--- START EXERCISE INPUT ---
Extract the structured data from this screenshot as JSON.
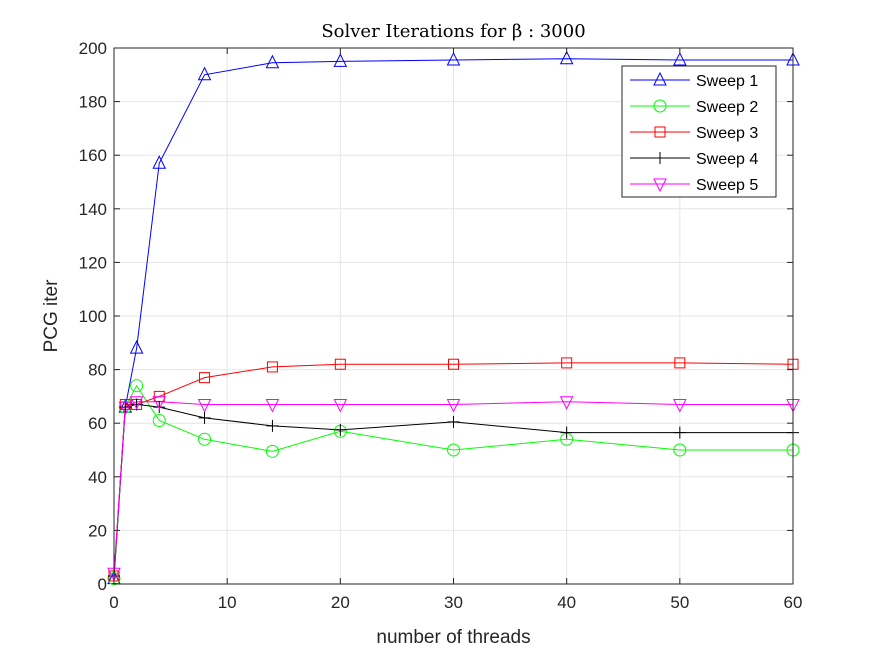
{
  "chart_data": {
    "type": "line",
    "title": "Solver Iterations for β : 3000",
    "xlabel": "number of threads",
    "ylabel": "PCG iter",
    "xlim": [
      0,
      60
    ],
    "ylim": [
      0,
      200
    ],
    "xticks": [
      0,
      10,
      20,
      30,
      40,
      50,
      60
    ],
    "yticks": [
      0,
      20,
      40,
      60,
      80,
      100,
      120,
      140,
      160,
      180,
      200
    ],
    "grid": true,
    "legend_position": "top-right",
    "x": [
      0,
      1,
      2,
      4,
      8,
      14,
      20,
      30,
      40,
      50,
      60
    ],
    "series": [
      {
        "name": "Sweep 1",
        "color": "#0000ff",
        "marker": "triangle-up",
        "values": [
          2,
          66,
          88,
          157,
          190,
          194.5,
          195,
          195.5,
          196,
          195.5,
          195.5
        ]
      },
      {
        "name": "Sweep 2",
        "color": "#00ff00",
        "marker": "circle",
        "values": [
          2,
          66,
          74,
          61,
          54,
          49.5,
          57,
          50,
          54,
          50,
          50
        ]
      },
      {
        "name": "Sweep 3",
        "color": "#ff0000",
        "marker": "square",
        "values": [
          3,
          67,
          67,
          70,
          77,
          81,
          82,
          82,
          82.5,
          82.5,
          82
        ]
      },
      {
        "name": "Sweep 4",
        "color": "#000000",
        "marker": "plus",
        "values": [
          3,
          66,
          67,
          66,
          62,
          59,
          57.5,
          60.5,
          56.5,
          56.5,
          56.5
        ]
      },
      {
        "name": "Sweep 5",
        "color": "#ff00ff",
        "marker": "triangle-down",
        "values": [
          4,
          66,
          68,
          68,
          67,
          67,
          67,
          67,
          68,
          67,
          67
        ]
      }
    ]
  }
}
--- END EXERCISE INPUT ---
→ **WHAT THE EXERCISE ASKS**
Give the number of lines in the data that contain "name", with no other words.

→ **EXERCISE SOLUTION**
5